WORK TO BE COMPLETED:
Copy the data exactly; pictures stay out of the copy.

Data entries:
···

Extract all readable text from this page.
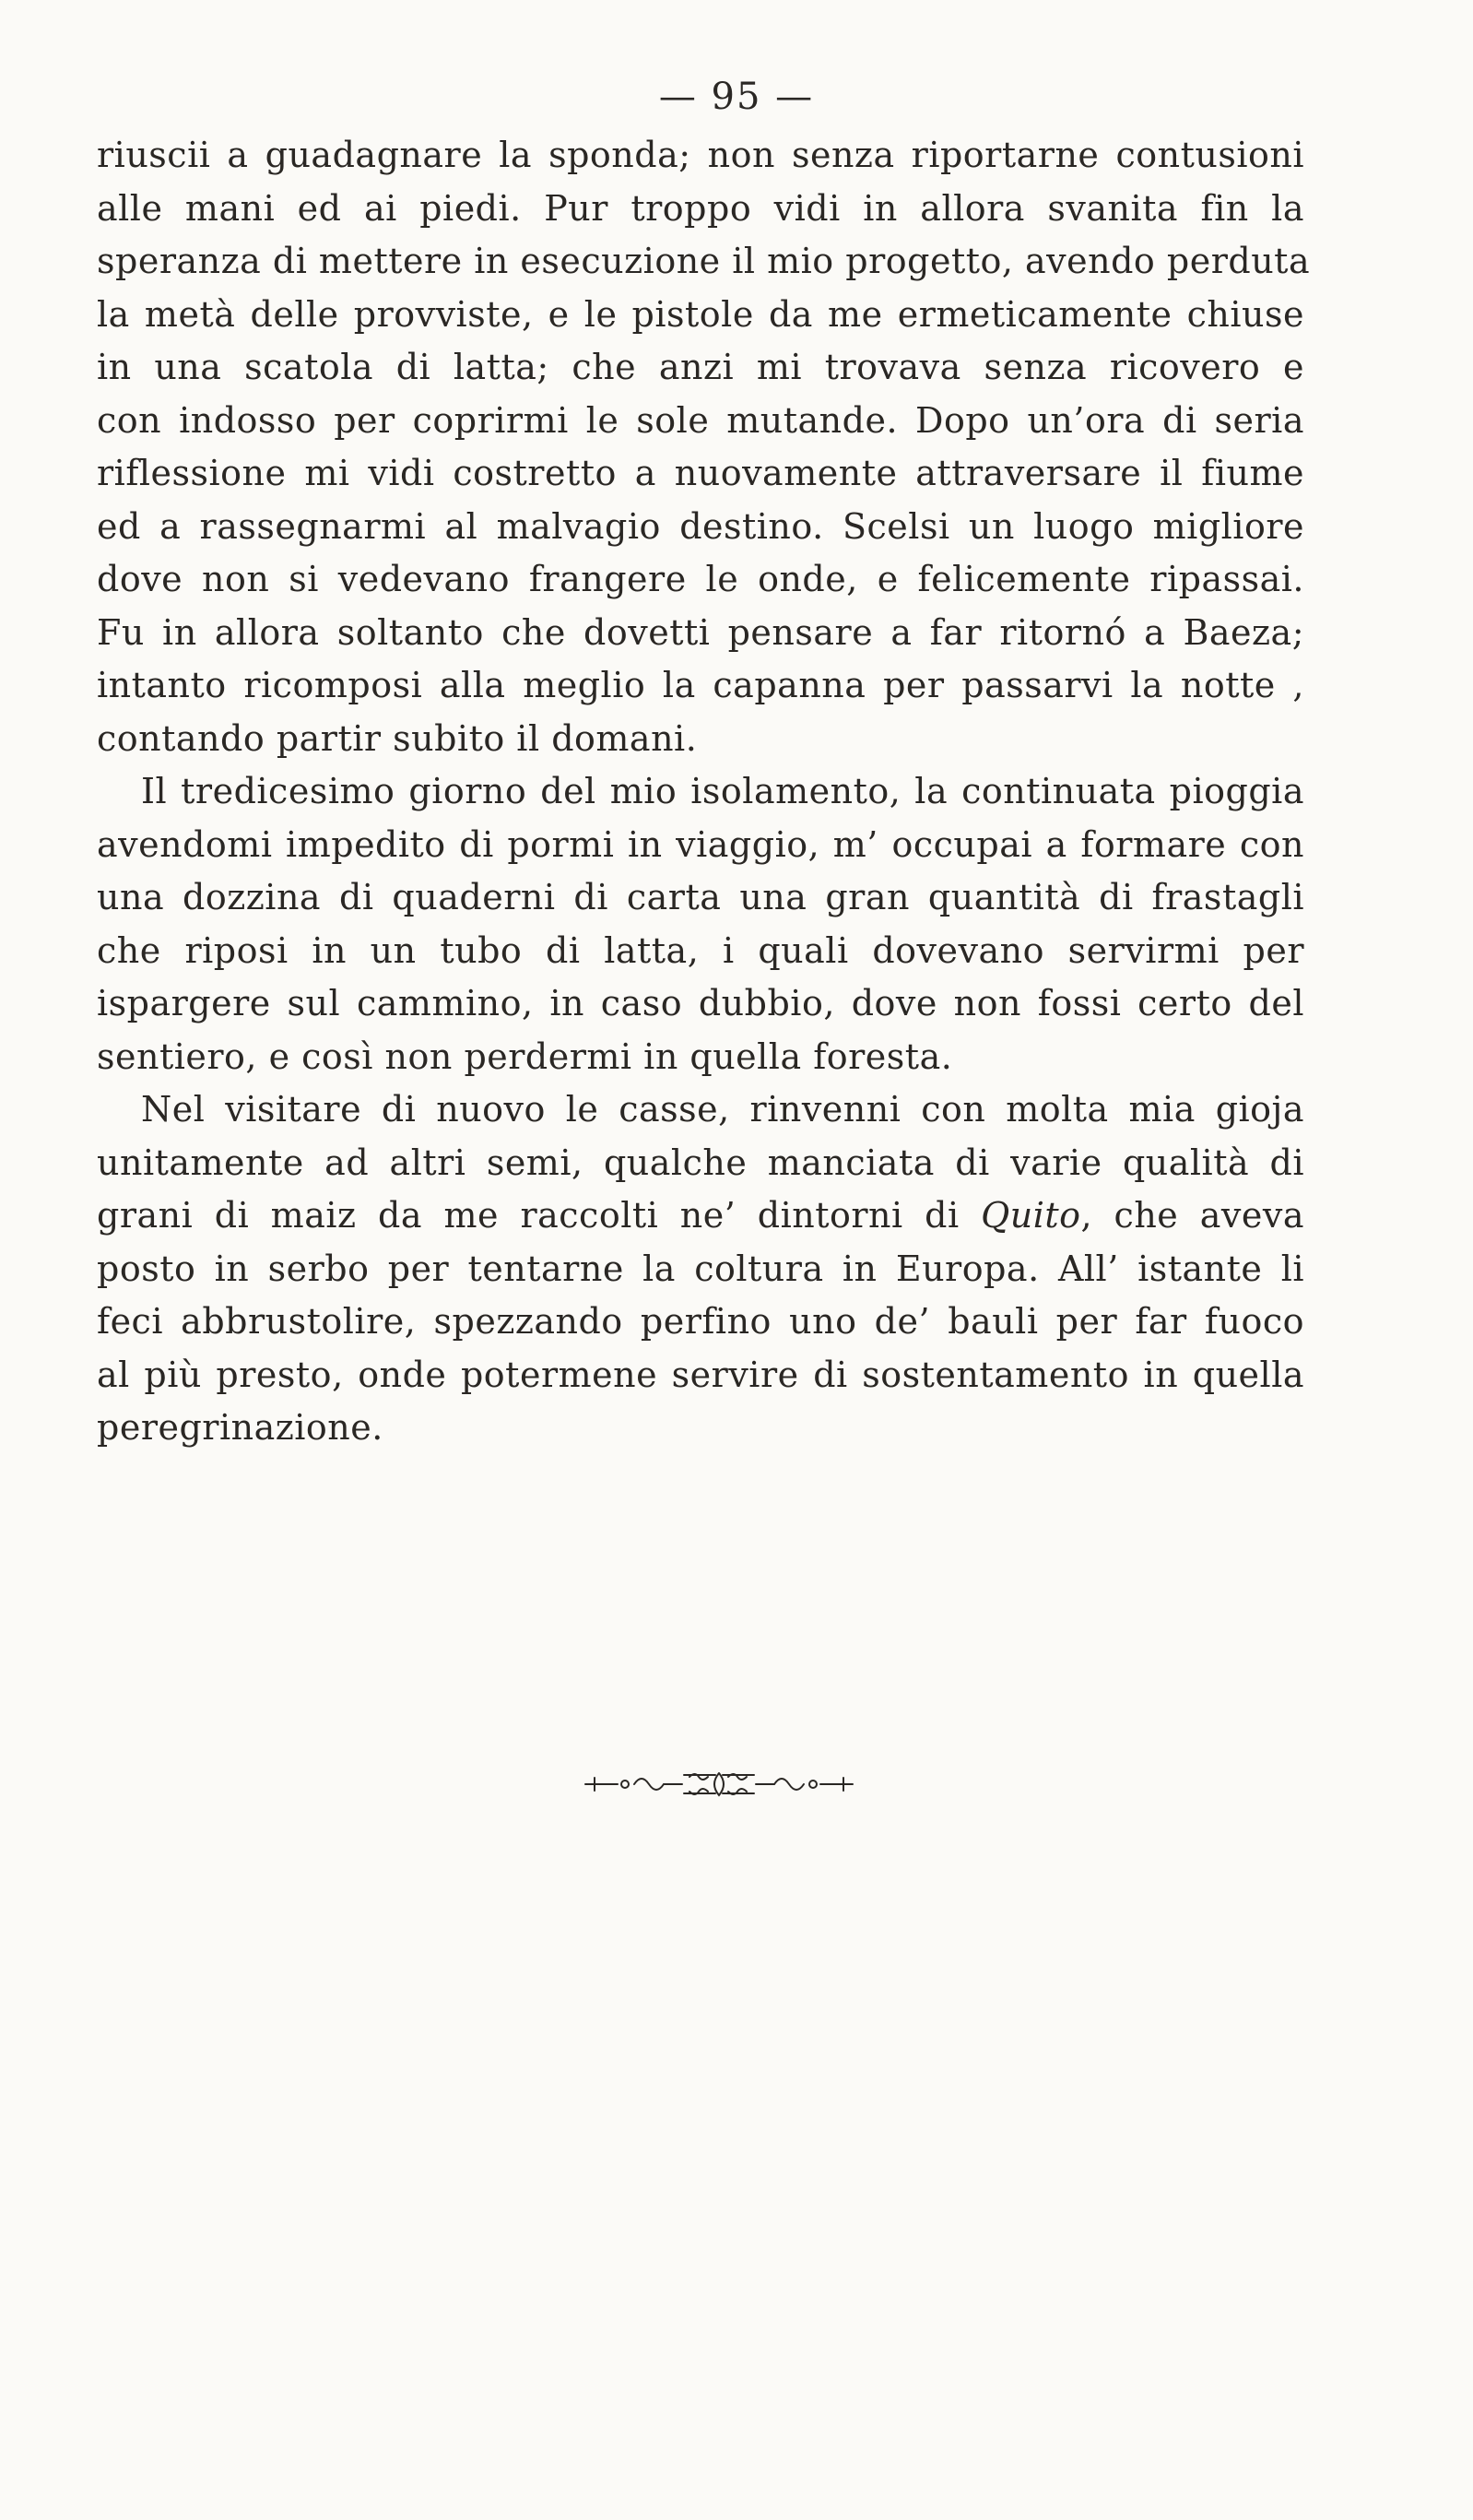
— 95 —
riuscii a guadagnare la sponda; non senza riportarne contusioni
alle mani ed ai piedi. Pur troppo vidi in allora svanita fin la
speranza di mettere in esecuzione il mio progetto, avendo perduta
la metà delle provviste, e le pistole da me ermeticamente chiuse
in una scatola di latta; che anzi mi trovava senza ricovero e
con indosso per coprirmi le sole mutande. Dopo un’ora di seria
riflessione mi vidi costretto a nuovamente attraversare il fiume
ed a rassegnarmi al malvagio destino. Scelsi un luogo migliore
dove non si vedevano frangere le onde, e felicemente ripassai.
Fu in allora soltanto che dovetti pensare a far ritornó a Baeza;
intanto ricomposi alla meglio la capanna per passarvi la notte ,
contando partir subito il domani.
Il tredicesimo giorno del mio isolamento, la continuata pioggia
avendomi impedito di pormi in viaggio, m’ occupai a formare con
una dozzina di quaderni di carta una gran quantità di frastagli
che riposi in un tubo di latta, i quali dovevano servirmi per
ispargere sul cammino, in caso dubbio, dove non fossi certo del
sentiero, e così non perdermi in quella foresta.
Nel visitare di nuovo le casse, rinvenni con molta mia gioja
unitamente ad altri semi, qualche manciata di varie qualità di
grani di maiz da me raccolti ne’ dintorni di Quito, che aveva
posto in serbo per tentarne la coltura in Europa. All’ istante li
feci abbrustolire, spezzando perfino uno de’ bauli per far fuoco
al più presto, onde potermene servire di sostentamento in quella
peregrinazione.
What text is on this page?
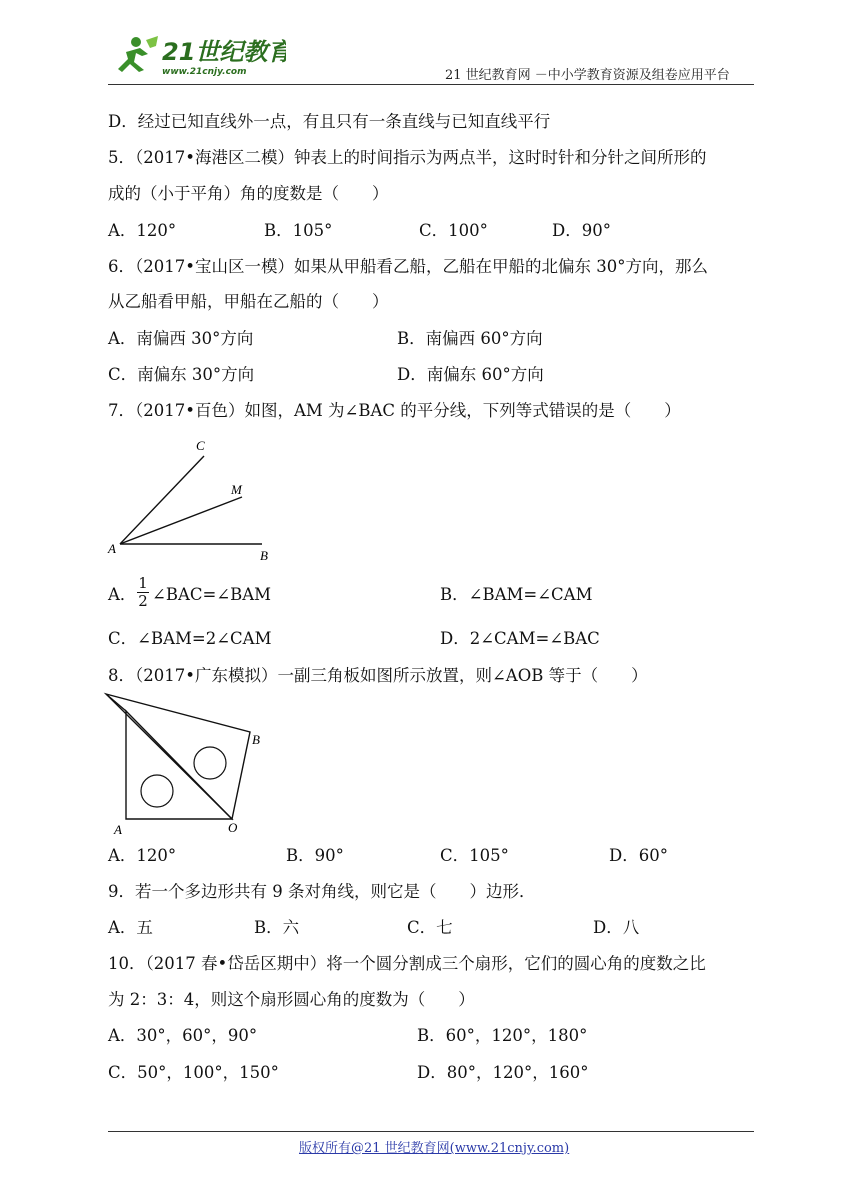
21世纪教育
www.21cnjy.com	21 世纪教育网 －中小学教育资源及组卷应用平台
D．经过已知直线外一点，有且只有一条直线与已知直线平行
5．（2017•海港区二模）钟表上的时间指示为两点半，这时时针和分针之间所形的
成的（小于平角）角的度数是（　　）
A．120°	B．105°	C．100°	D．90°
6．（2017•宝山区一模）如果从甲船看乙船，乙船在甲船的北偏东 30°方向，那么
从乙船看甲船，甲船在乙船的（　　）
A．南偏西 30°方向	B．南偏西 60°方向
C．南偏东 30°方向	D．南偏东 60°方向
7．（2017•百色）如图，AM 为∠BAC 的平分线，下列等式错误的是（　　）
A	B
C
M
A．
1
2 ∠BAC=∠BAM	B．∠BAM=∠CAM
C．∠BAM=2∠CAM	D．2∠CAM=∠BAC
8．（2017•广东模拟）一副三角板如图所示放置，则∠AOB 等于（　　）
A
B
O
A．120°	B．90°	C．105°	D．60°
9．若一个多边形共有 9 条对角线，则它是（　　）边形．
A．五	B．六	C．七	D．八
10．（2017 春•岱岳区期中）将一个圆分割成三个扇形，它们的圆心角的度数之比
为 2：3：4，则这个扇形圆心角的度数为（　　）
A．30°，60°，90°	B．60°，120°，180°
C．50°，100°，150°	D．80°，120°，160°
版权所有@21 世纪教育网(www.21cnjy.com)
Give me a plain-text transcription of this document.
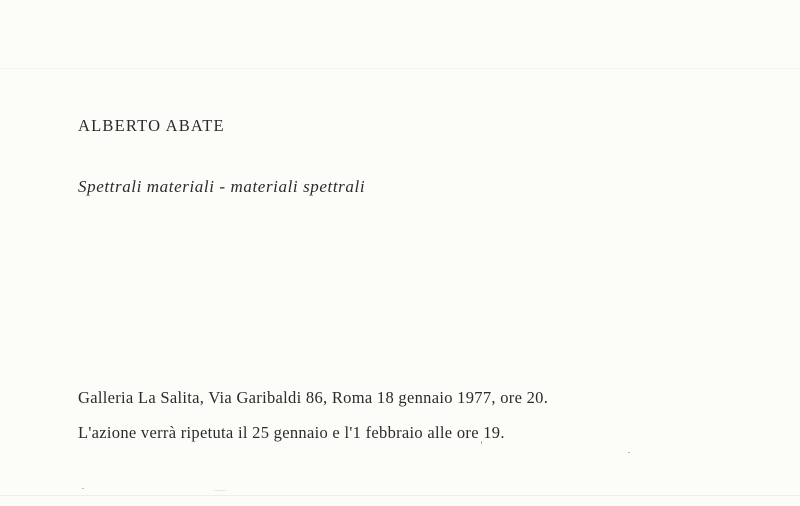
ALBERTO ABATE
Spettrali materiali - materiali spettrali
Galleria La Salita, Via Garibaldi 86, Roma 18 gennaio 1977, ore 20.
L'azione verrà ripetuta il 25 gennaio e l'1 febbraio alle ore 19.
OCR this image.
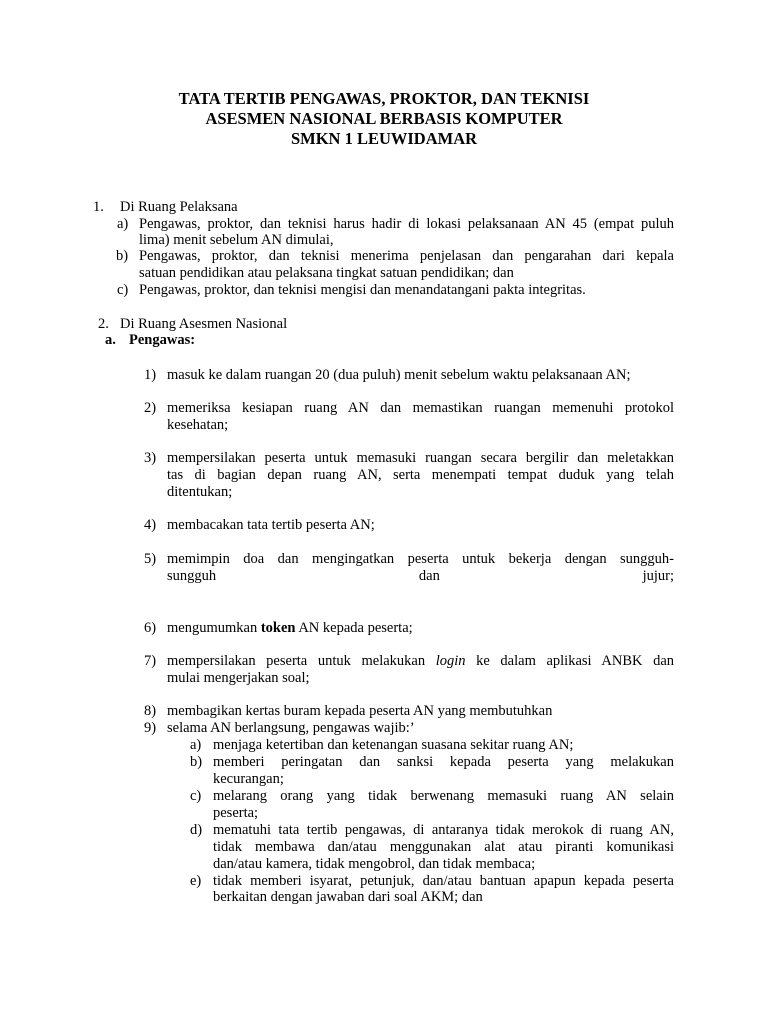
TATA TERTIB PENGAWAS, PROKTOR, DAN TEKNISI
ASESMEN NASIONAL BERBASIS KOMPUTER
SMKN 1 LEUWIDAMAR
1. Di Ruang Pelaksana
a) Pengawas, proktor, dan teknisi harus hadir di lokasi pelaksanaan AN 45 (empat puluh
lima) menit sebelum AN dimulai,
b) Pengawas, proktor, dan teknisi menerima penjelasan dan pengarahan dari kepala
satuan pendidikan atau pelaksana tingkat satuan pendidikan; dan
c) Pengawas, proktor, dan teknisi mengisi dan menandatangani pakta integritas.
2. Di Ruang Asesmen Nasional
a. Pengawas:
1) masuk ke dalam ruangan 20 (dua puluh) menit sebelum waktu pelaksanaan AN;
2) memeriksa kesiapan ruang AN dan memastikan ruangan memenuhi protokol
kesehatan;
3) mempersilakan peserta untuk memasuki ruangan secara bergilir dan meletakkan
tas di bagian depan ruang AN, serta menempati tempat duduk yang telah
ditentukan;
4) membacakan tata tertib peserta AN;
5) memimpin doa dan mengingatkan peserta untuk bekerja dengan sungguh-
sungguh dan jujur;
6) mengumumkan token AN kepada peserta;
7) mempersilakan peserta untuk melakukan login ke dalam aplikasi ANBK dan
mulai mengerjakan soal;
8) membagikan kertas buram kepada peserta AN yang membutuhkan
9) selama AN berlangsung, pengawas wajib:’
a) menjaga ketertiban dan ketenangan suasana sekitar ruang AN;
b) memberi peringatan dan sanksi kepada peserta yang melakukan
kecurangan;
c) melarang orang yang tidak berwenang memasuki ruang AN selain
peserta;
d) mematuhi tata tertib pengawas, di antaranya tidak merokok di ruang AN,
tidak membawa dan/atau menggunakan alat atau piranti komunikasi
dan/atau kamera, tidak mengobrol, dan tidak membaca;
e) tidak memberi isyarat, petunjuk, dan/atau bantuan apapun kepada peserta
berkaitan dengan jawaban dari soal AKM; dan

···

RESULT OF THE EXERCISE:
Extract all readable text from this page.
— 95 —
riuscii a guadagnare la sponda; non senza riportarne contusioni
alle mani ed ai piedi. Pur troppo vidi in allora svanita fin la
speranza di mettere in esecuzione il mio progetto, avendo perduta
la metà delle provviste, e le pistole da me ermeticamente chiuse
in una scatola di latta; che anzi mi trovava senza ricovero e
con indosso per coprirmi le sole mutande. Dopo un’ora di seria
riflessione mi vidi costretto a nuovamente attraversare il fiume
ed a rassegnarmi al malvagio destino. Scelsi un luogo migliore
dove non si vedevano frangere le onde, e felicemente ripassai.
Fu in allora soltanto che dovetti pensare a far ritornó a Baeza;
intanto ricomposi alla meglio la capanna per passarvi la notte ,
contando partir subito il domani.
Il tredicesimo giorno del mio isolamento, la continuata pioggia
avendomi impedito di pormi in viaggio, m’ occupai a formare con
una dozzina di quaderni di carta una gran quantità di frastagli
che riposi in un tubo di latta, i quali dovevano servirmi per
ispargere sul cammino, in caso dubbio, dove non fossi certo del
sentiero, e così non perdermi in quella foresta.
Nel visitare di nuovo le casse, rinvenni con molta mia gioja
unitamente ad altri semi, qualche manciata di varie qualità di
grani di maiz da me raccolti ne’ dintorni di Quito, che aveva
posto in serbo per tentarne la coltura in Europa. All’ istante li
feci abbrustolire, spezzando perfino uno de’ bauli per far fuoco
al più presto, onde potermene servire di sostentamento in quella
peregrinazione.
What text is on this page?
21世纪教育
www.21cnjy.com	21 世纪教育网 －中小学教育资源及组卷应用平台
D．经过已知直线外一点，有且只有一条直线与已知直线平行
5．（2017•海港区二模）钟表上的时间指示为两点半，这时时针和分针之间所形的
成的（小于平角）角的度数是（　　）
A．120°	B．105°	C．100°	D．90°
6．（2017•宝山区一模）如果从甲船看乙船，乙船在甲船的北偏东 30°方向，那么
从乙船看甲船，甲船在乙船的（　　）
A．南偏西 30°方向	B．南偏西 60°方向
C．南偏东 30°方向	D．南偏东 60°方向
7．（2017•百色）如图，AM 为∠BAC 的平分线，下列等式错误的是（　　）
A	B
C
M
A．
1
2 ∠BAC=∠BAM	B．∠BAM=∠CAM
C．∠BAM=2∠CAM	D．2∠CAM=∠BAC
8．（2017•广东模拟）一副三角板如图所示放置，则∠AOB 等于（　　）
A
B
O
A．120°	B．90°	C．105°	D．60°
9．若一个多边形共有 9 条对角线，则它是（　　）边形．
A．五	B．六	C．七	D．八
10．（2017 春•岱岳区期中）将一个圆分割成三个扇形，它们的圆心角的度数之比
为 2：3：4，则这个扇形圆心角的度数为（　　）
A．30°，60°，90°	B．60°，120°，180°
C．50°，100°，150°	D．80°，120°，160°
版权所有@21 世纪教育网(www.21cnjy.com)
Give me a plain-text transcription of this document.
ALBERTO ABATE
Spettrali materiali - materiali spettrali
Galleria La Salita, Via Garibaldi 86, Roma 18 gennaio 1977, ore 20.
L'azione verrà ripetuta il 25 gennaio e l'1 febbraio alle ore 19.
OCR this image.
TATA TERTIB PENGAWAS, PROKTOR, DAN TEKNISI
ASESMEN NASIONAL BERBASIS KOMPUTER
SMKN 1 LEUWIDAMAR
1. Di Ruang Pelaksana
a) Pengawas, proktor, dan teknisi harus hadir di lokasi pelaksanaan AN 45 (empat puluh
lima) menit sebelum AN dimulai,
b) Pengawas, proktor, dan teknisi menerima penjelasan dan pengarahan dari kepala
satuan pendidikan atau pelaksana tingkat satuan pendidikan; dan
c) Pengawas, proktor, dan teknisi mengisi dan menandatangani pakta integritas.
2. Di Ruang Asesmen Nasional
a. Pengawas:
1) masuk ke dalam ruangan 20 (dua puluh) menit sebelum waktu pelaksanaan AN;
2) memeriksa kesiapan ruang AN dan memastikan ruangan memenuhi protokol
kesehatan;
3) mempersilakan peserta untuk memasuki ruangan secara bergilir dan meletakkan
tas di bagian depan ruang AN, serta menempati tempat duduk yang telah
ditentukan;
4) membacakan tata tertib peserta AN;
5) memimpin doa dan mengingatkan peserta untuk bekerja dengan sungguh-
sungguh dan jujur;
6) mengumumkan token AN kepada peserta;
7) mempersilakan peserta untuk melakukan login ke dalam aplikasi ANBK dan
mulai mengerjakan soal;
8) membagikan kertas buram kepada peserta AN yang membutuhkan
9) selama AN berlangsung, pengawas wajib:’
a) menjaga ketertiban dan ketenangan suasana sekitar ruang AN;
b) memberi peringatan dan sanksi kepada peserta yang melakukan
kecurangan;
c) melarang orang yang tidak berwenang memasuki ruang AN selain
peserta;
d) mematuhi tata tertib pengawas, di antaranya tidak merokok di ruang AN,
tidak membawa dan/atau menggunakan alat atau piranti komunikasi
dan/atau kamera, tidak mengobrol, dan tidak membaca;
e) tidak memberi isyarat, petunjuk, dan/atau bantuan apapun kepada peserta
berkaitan dengan jawaban dari soal AKM; dan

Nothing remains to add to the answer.